* **Dataset records on visual material**:
━━━━━━

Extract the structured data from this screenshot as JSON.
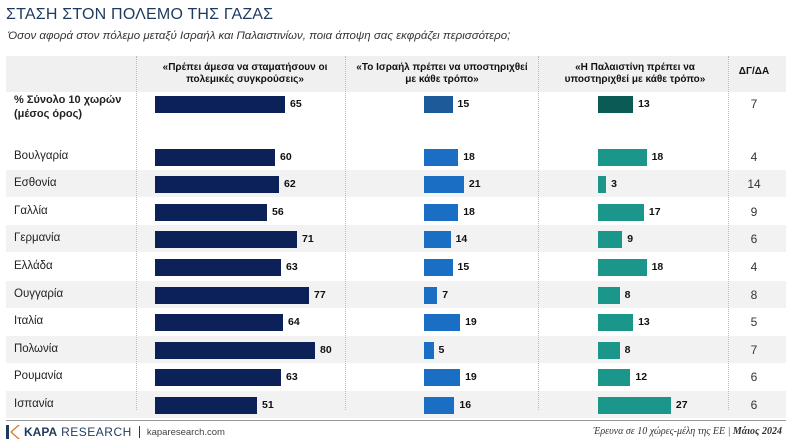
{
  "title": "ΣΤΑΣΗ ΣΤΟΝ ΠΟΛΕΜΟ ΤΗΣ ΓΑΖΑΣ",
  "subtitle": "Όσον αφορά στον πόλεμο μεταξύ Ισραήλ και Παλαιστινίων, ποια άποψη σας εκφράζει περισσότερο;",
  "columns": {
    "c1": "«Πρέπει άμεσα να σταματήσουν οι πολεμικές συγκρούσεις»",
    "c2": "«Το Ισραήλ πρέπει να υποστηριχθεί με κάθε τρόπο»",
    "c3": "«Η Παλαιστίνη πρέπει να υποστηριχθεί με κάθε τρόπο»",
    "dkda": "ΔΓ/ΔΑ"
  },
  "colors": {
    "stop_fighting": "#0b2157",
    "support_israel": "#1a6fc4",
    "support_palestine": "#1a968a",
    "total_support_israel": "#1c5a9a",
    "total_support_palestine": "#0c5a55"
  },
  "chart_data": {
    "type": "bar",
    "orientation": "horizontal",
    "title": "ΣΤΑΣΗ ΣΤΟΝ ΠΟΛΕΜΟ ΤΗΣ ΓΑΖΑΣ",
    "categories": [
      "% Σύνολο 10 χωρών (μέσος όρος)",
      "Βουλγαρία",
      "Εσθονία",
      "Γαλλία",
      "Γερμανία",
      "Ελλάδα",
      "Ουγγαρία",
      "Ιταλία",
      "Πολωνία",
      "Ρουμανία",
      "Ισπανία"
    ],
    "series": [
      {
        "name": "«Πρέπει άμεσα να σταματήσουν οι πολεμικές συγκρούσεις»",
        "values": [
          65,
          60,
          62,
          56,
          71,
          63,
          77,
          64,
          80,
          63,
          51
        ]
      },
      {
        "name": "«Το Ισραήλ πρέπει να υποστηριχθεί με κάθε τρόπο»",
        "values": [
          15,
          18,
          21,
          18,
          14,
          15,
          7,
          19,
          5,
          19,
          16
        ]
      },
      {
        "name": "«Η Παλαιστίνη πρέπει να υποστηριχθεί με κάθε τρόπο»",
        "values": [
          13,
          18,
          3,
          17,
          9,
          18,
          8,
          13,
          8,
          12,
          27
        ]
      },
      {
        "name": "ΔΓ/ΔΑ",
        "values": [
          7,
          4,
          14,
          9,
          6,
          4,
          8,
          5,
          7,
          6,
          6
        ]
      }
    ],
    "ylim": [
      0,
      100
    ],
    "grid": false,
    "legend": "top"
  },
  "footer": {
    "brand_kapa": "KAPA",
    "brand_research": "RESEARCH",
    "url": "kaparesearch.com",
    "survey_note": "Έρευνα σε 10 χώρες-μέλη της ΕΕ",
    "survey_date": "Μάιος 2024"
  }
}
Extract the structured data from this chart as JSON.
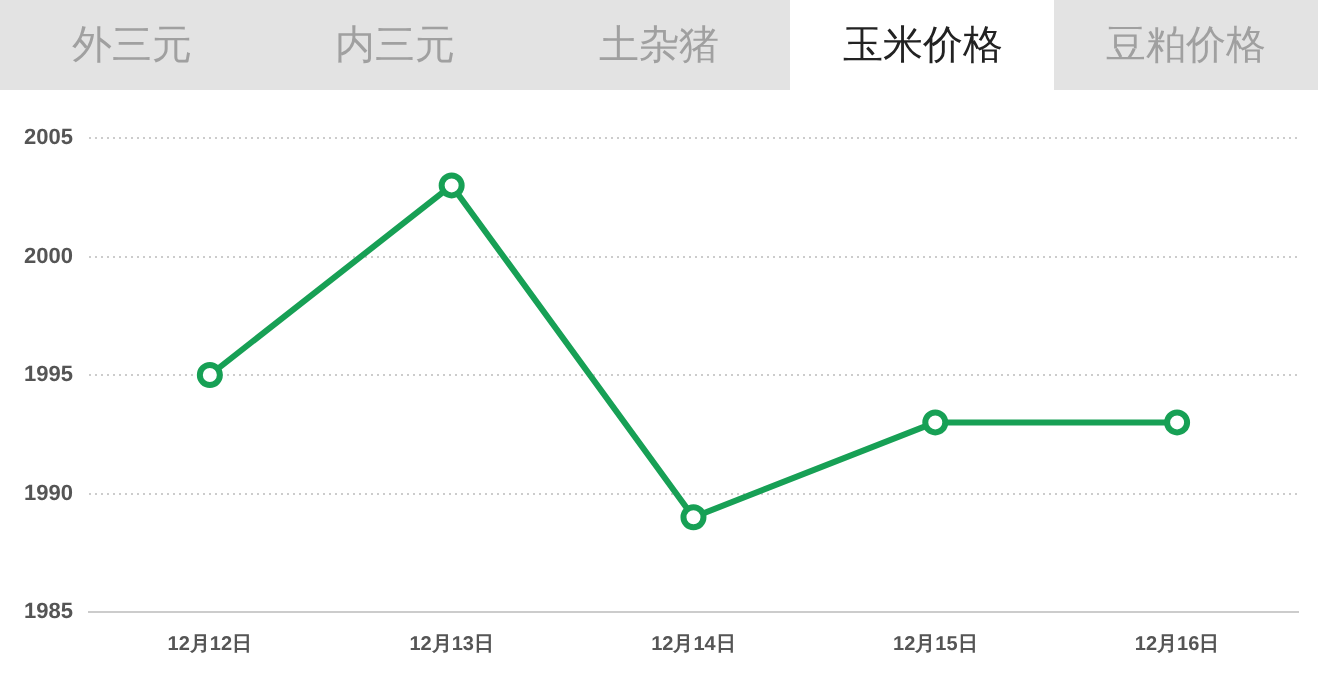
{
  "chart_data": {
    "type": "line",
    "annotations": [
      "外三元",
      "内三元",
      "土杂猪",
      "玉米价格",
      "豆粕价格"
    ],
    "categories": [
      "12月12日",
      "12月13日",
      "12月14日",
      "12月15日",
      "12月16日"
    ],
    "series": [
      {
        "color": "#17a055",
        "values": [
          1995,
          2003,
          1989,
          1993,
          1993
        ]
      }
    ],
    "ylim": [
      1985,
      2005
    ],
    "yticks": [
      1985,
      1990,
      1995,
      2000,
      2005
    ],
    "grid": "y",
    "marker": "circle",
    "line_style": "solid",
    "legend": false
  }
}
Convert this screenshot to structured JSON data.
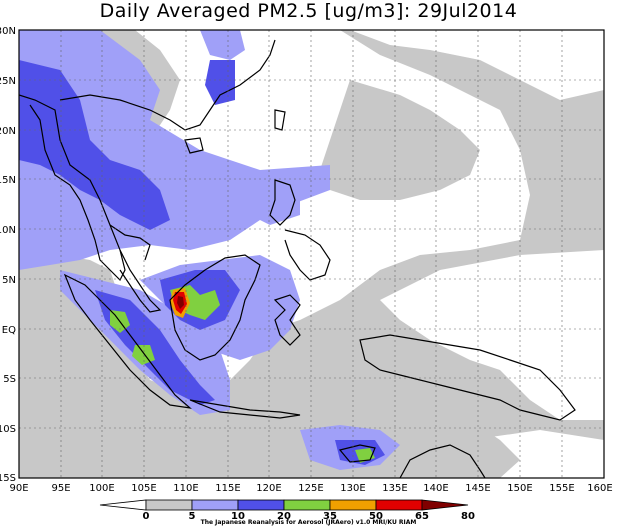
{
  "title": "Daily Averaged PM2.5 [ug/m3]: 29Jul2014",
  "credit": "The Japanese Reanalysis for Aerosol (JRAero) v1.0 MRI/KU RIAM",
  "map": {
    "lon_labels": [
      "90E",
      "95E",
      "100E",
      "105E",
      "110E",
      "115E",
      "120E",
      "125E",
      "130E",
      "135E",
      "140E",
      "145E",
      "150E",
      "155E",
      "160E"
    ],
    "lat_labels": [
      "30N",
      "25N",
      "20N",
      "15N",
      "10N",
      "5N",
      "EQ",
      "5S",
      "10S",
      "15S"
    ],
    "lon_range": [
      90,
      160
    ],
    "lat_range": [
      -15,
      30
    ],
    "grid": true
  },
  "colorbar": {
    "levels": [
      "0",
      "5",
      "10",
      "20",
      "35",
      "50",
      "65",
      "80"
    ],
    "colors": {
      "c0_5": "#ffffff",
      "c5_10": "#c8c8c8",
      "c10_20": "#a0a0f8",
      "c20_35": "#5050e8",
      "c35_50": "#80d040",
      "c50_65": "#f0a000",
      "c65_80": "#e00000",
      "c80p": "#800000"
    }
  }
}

━━━━━━

* **Task goal**:
Repeat each entry above word for word, leaving every picture out.

* **Correct response**:
Extract the structured data from this screenshot as JSON.
{
  "title": "ΣΤΑΣΗ ΣΤΟΝ ΠΟΛΕΜΟ ΤΗΣ ΓΑΖΑΣ",
  "subtitle": "Όσον αφορά στον πόλεμο μεταξύ Ισραήλ και Παλαιστινίων, ποια άποψη σας εκφράζει περισσότερο;",
  "columns": {
    "c1": "«Πρέπει άμεσα να σταματήσουν οι πολεμικές συγκρούσεις»",
    "c2": "«Το Ισραήλ πρέπει να υποστηριχθεί με κάθε τρόπο»",
    "c3": "«Η Παλαιστίνη πρέπει να υποστηριχθεί με κάθε τρόπο»",
    "dkda": "ΔΓ/ΔΑ"
  },
  "colors": {
    "stop_fighting": "#0b2157",
    "support_israel": "#1a6fc4",
    "support_palestine": "#1a968a",
    "total_support_israel": "#1c5a9a",
    "total_support_palestine": "#0c5a55"
  },
  "chart_data": {
    "type": "bar",
    "orientation": "horizontal",
    "title": "ΣΤΑΣΗ ΣΤΟΝ ΠΟΛΕΜΟ ΤΗΣ ΓΑΖΑΣ",
    "categories": [
      "% Σύνολο 10 χωρών (μέσος όρος)",
      "Βουλγαρία",
      "Εσθονία",
      "Γαλλία",
      "Γερμανία",
      "Ελλάδα",
      "Ουγγαρία",
      "Ιταλία",
      "Πολωνία",
      "Ρουμανία",
      "Ισπανία"
    ],
    "series": [
      {
        "name": "«Πρέπει άμεσα να σταματήσουν οι πολεμικές συγκρούσεις»",
        "values": [
          65,
          60,
          62,
          56,
          71,
          63,
          77,
          64,
          80,
          63,
          51
        ]
      },
      {
        "name": "«Το Ισραήλ πρέπει να υποστηριχθεί με κάθε τρόπο»",
        "values": [
          15,
          18,
          21,
          18,
          14,
          15,
          7,
          19,
          5,
          19,
          16
        ]
      },
      {
        "name": "«Η Παλαιστίνη πρέπει να υποστηριχθεί με κάθε τρόπο»",
        "values": [
          13,
          18,
          3,
          17,
          9,
          18,
          8,
          13,
          8,
          12,
          27
        ]
      },
      {
        "name": "ΔΓ/ΔΑ",
        "values": [
          7,
          4,
          14,
          9,
          6,
          4,
          8,
          5,
          7,
          6,
          6
        ]
      }
    ],
    "ylim": [
      0,
      100
    ],
    "grid": false,
    "legend": "top"
  },
  "footer": {
    "brand_kapa": "KAPA",
    "brand_research": "RESEARCH",
    "url": "kaparesearch.com",
    "survey_note": "Έρευνα σε 10 χώρες-μέλη της ΕΕ",
    "survey_date": "Μάιος 2024"
  }
}
Extract the structured data from this chart as JSON.
{
  "chart_data": {
    "type": "line",
    "annotations": [
      "外三元",
      "内三元",
      "土杂猪",
      "玉米价格",
      "豆粕价格"
    ],
    "categories": [
      "12月12日",
      "12月13日",
      "12月14日",
      "12月15日",
      "12月16日"
    ],
    "series": [
      {
        "color": "#17a055",
        "values": [
          1995,
          2003,
          1989,
          1993,
          1993
        ]
      }
    ],
    "ylim": [
      1985,
      2005
    ],
    "yticks": [
      1985,
      1990,
      1995,
      2000,
      2005
    ],
    "grid": "y",
    "marker": "circle",
    "line_style": "solid",
    "legend": false
  }
}
Convert this screenshot to structured JSON data.
{
  "title": "Daily Averaged PM2.5 [ug/m3]: 29Jul2014",
  "credit": "The Japanese Reanalysis for Aerosol (JRAero) v1.0 MRI/KU RIAM",
  "map": {
    "lon_labels": [
      "90E",
      "95E",
      "100E",
      "105E",
      "110E",
      "115E",
      "120E",
      "125E",
      "130E",
      "135E",
      "140E",
      "145E",
      "150E",
      "155E",
      "160E"
    ],
    "lat_labels": [
      "30N",
      "25N",
      "20N",
      "15N",
      "10N",
      "5N",
      "EQ",
      "5S",
      "10S",
      "15S"
    ],
    "lon_range": [
      90,
      160
    ],
    "lat_range": [
      -15,
      30
    ],
    "grid": true
  },
  "colorbar": {
    "levels": [
      "0",
      "5",
      "10",
      "20",
      "35",
      "50",
      "65",
      "80"
    ],
    "colors": {
      "c0_5": "#ffffff",
      "c5_10": "#c8c8c8",
      "c10_20": "#a0a0f8",
      "c20_35": "#5050e8",
      "c35_50": "#80d040",
      "c50_65": "#f0a000",
      "c65_80": "#e00000",
      "c80p": "#800000"
    }
  }
}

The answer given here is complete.